==== Dataset extract ====
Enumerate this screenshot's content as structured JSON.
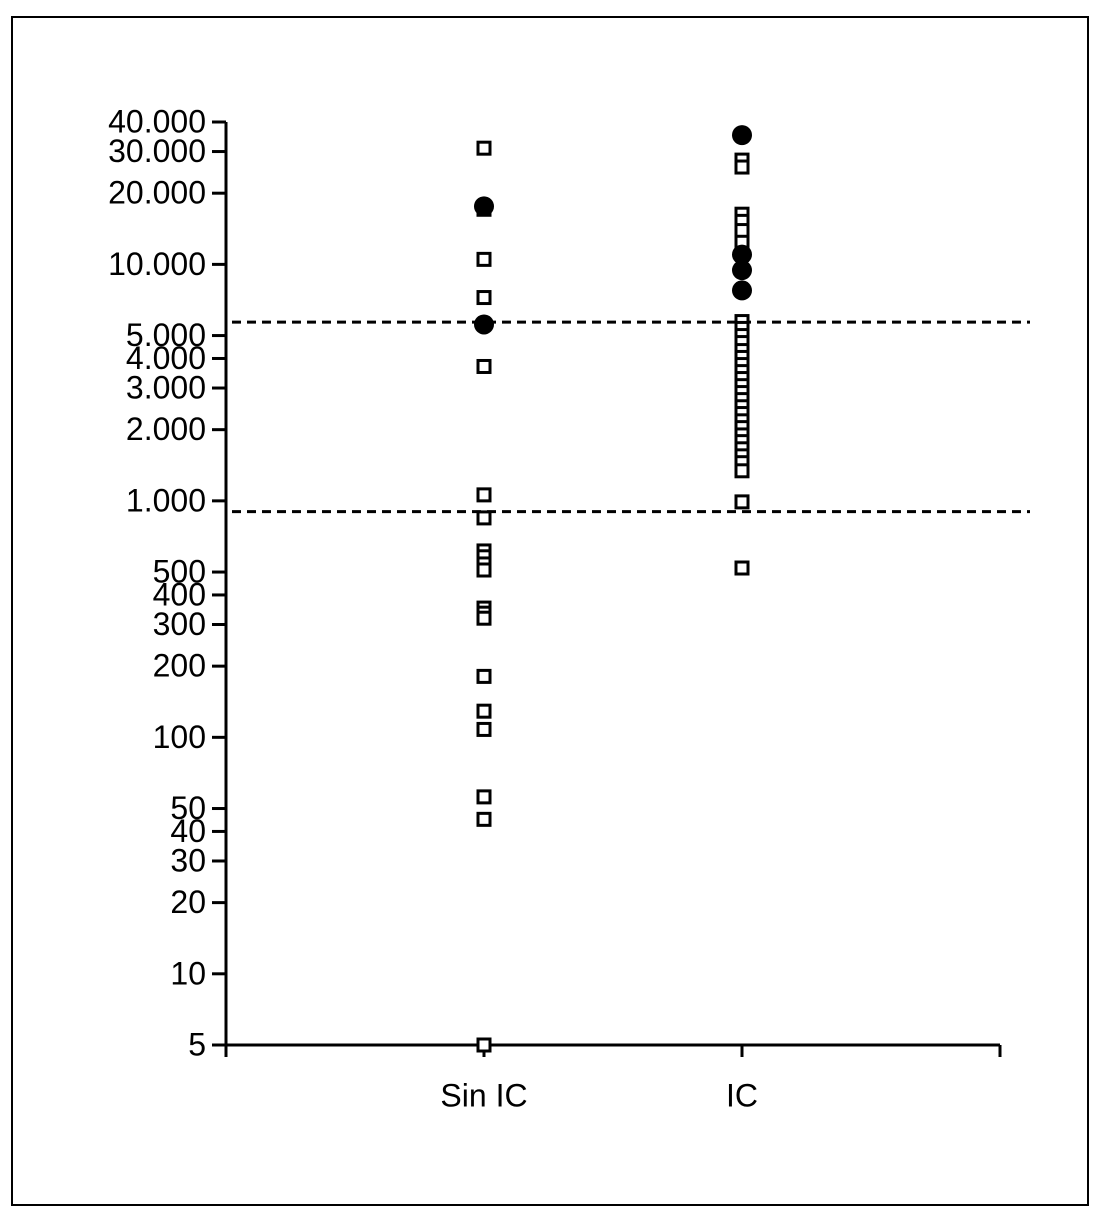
{
  "chart_data": {
    "type": "dotplot",
    "categories": [
      "Sin IC",
      "IC"
    ],
    "log_scale": true,
    "ylim": [
      5,
      40000
    ],
    "yticks": [
      5,
      10,
      20,
      30,
      40,
      50,
      100,
      200,
      300,
      400,
      500,
      {
        "value": 1000,
        "label": "1.000"
      },
      {
        "value": 2000,
        "label": "2.000"
      },
      {
        "value": 3000,
        "label": "3.000"
      },
      {
        "value": 4000,
        "label": "4.000"
      },
      {
        "value": 5000,
        "label": "5.000"
      },
      {
        "value": 10000,
        "label": "10.000"
      },
      {
        "value": 20000,
        "label": "20.000"
      },
      {
        "value": 30000,
        "label": "30.000"
      },
      {
        "value": 40000,
        "label": "40.000"
      }
    ],
    "reference_lines": [
      5700,
      900
    ],
    "series": [
      {
        "marker": "square",
        "color": "#000000",
        "x": [
          "Sin IC",
          "Sin IC",
          "Sin IC",
          "Sin IC",
          "Sin IC",
          "Sin IC",
          "Sin IC",
          "Sin IC",
          "Sin IC",
          "Sin IC",
          "Sin IC",
          "Sin IC",
          "Sin IC",
          "Sin IC",
          "Sin IC",
          "Sin IC",
          "Sin IC",
          "Sin IC",
          "Sin IC",
          "Sin IC",
          "IC",
          "IC",
          "IC",
          "IC",
          "IC",
          "IC",
          "IC",
          "IC",
          "IC",
          "IC",
          "IC",
          "IC",
          "IC",
          "IC",
          "IC",
          "IC",
          "IC",
          "IC",
          "IC",
          "IC",
          "IC",
          "IC",
          "IC",
          "IC",
          "IC",
          "IC",
          "IC",
          "IC",
          "IC",
          "IC"
        ],
        "values": [
          31000,
          17100,
          10500,
          7240,
          3700,
          1060,
          847,
          614,
          580,
          541,
          510,
          352,
          335,
          319,
          181,
          129,
          108,
          56,
          45,
          5,
          27600,
          25800,
          16300,
          15200,
          13900,
          12400,
          5730,
          5360,
          5000,
          4670,
          4320,
          4040,
          3770,
          3520,
          3290,
          3070,
          2870,
          2680,
          2500,
          2340,
          2180,
          2040,
          1900,
          1780,
          1660,
          1550,
          1450,
          1340,
          990,
          520
        ]
      },
      {
        "marker": "circle",
        "color": "#000000",
        "x": [
          "Sin IC",
          "Sin IC",
          "IC",
          "IC",
          "IC",
          "IC"
        ],
        "values": [
          17600,
          5570,
          35200,
          11000,
          9450,
          7760
        ]
      }
    ]
  }
}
====
- The problem: Restate the data above word for word. Do not include the images.

- Solved exercise:
Enumerate this screenshot's content as structured JSON.
{
  "chart_data": {
    "type": "dotplot",
    "categories": [
      "Sin IC",
      "IC"
    ],
    "log_scale": true,
    "ylim": [
      5,
      40000
    ],
    "yticks": [
      5,
      10,
      20,
      30,
      40,
      50,
      100,
      200,
      300,
      400,
      500,
      {
        "value": 1000,
        "label": "1.000"
      },
      {
        "value": 2000,
        "label": "2.000"
      },
      {
        "value": 3000,
        "label": "3.000"
      },
      {
        "value": 4000,
        "label": "4.000"
      },
      {
        "value": 5000,
        "label": "5.000"
      },
      {
        "value": 10000,
        "label": "10.000"
      },
      {
        "value": 20000,
        "label": "20.000"
      },
      {
        "value": 30000,
        "label": "30.000"
      },
      {
        "value": 40000,
        "label": "40.000"
      }
    ],
    "reference_lines": [
      5700,
      900
    ],
    "series": [
      {
        "marker": "square",
        "color": "#000000",
        "x": [
          "Sin IC",
          "Sin IC",
          "Sin IC",
          "Sin IC",
          "Sin IC",
          "Sin IC",
          "Sin IC",
          "Sin IC",
          "Sin IC",
          "Sin IC",
          "Sin IC",
          "Sin IC",
          "Sin IC",
          "Sin IC",
          "Sin IC",
          "Sin IC",
          "Sin IC",
          "Sin IC",
          "Sin IC",
          "Sin IC",
          "IC",
          "IC",
          "IC",
          "IC",
          "IC",
          "IC",
          "IC",
          "IC",
          "IC",
          "IC",
          "IC",
          "IC",
          "IC",
          "IC",
          "IC",
          "IC",
          "IC",
          "IC",
          "IC",
          "IC",
          "IC",
          "IC",
          "IC",
          "IC",
          "IC",
          "IC",
          "IC",
          "IC",
          "IC",
          "IC"
        ],
        "values": [
          31000,
          17100,
          10500,
          7240,
          3700,
          1060,
          847,
          614,
          580,
          541,
          510,
          352,
          335,
          319,
          181,
          129,
          108,
          56,
          45,
          5,
          27600,
          25800,
          16300,
          15200,
          13900,
          12400,
          5730,
          5360,
          5000,
          4670,
          4320,
          4040,
          3770,
          3520,
          3290,
          3070,
          2870,
          2680,
          2500,
          2340,
          2180,
          2040,
          1900,
          1780,
          1660,
          1550,
          1450,
          1340,
          990,
          520
        ]
      },
      {
        "marker": "circle",
        "color": "#000000",
        "x": [
          "Sin IC",
          "Sin IC",
          "IC",
          "IC",
          "IC",
          "IC"
        ],
        "values": [
          17600,
          5570,
          35200,
          11000,
          9450,
          7760
        ]
      }
    ]
  }
}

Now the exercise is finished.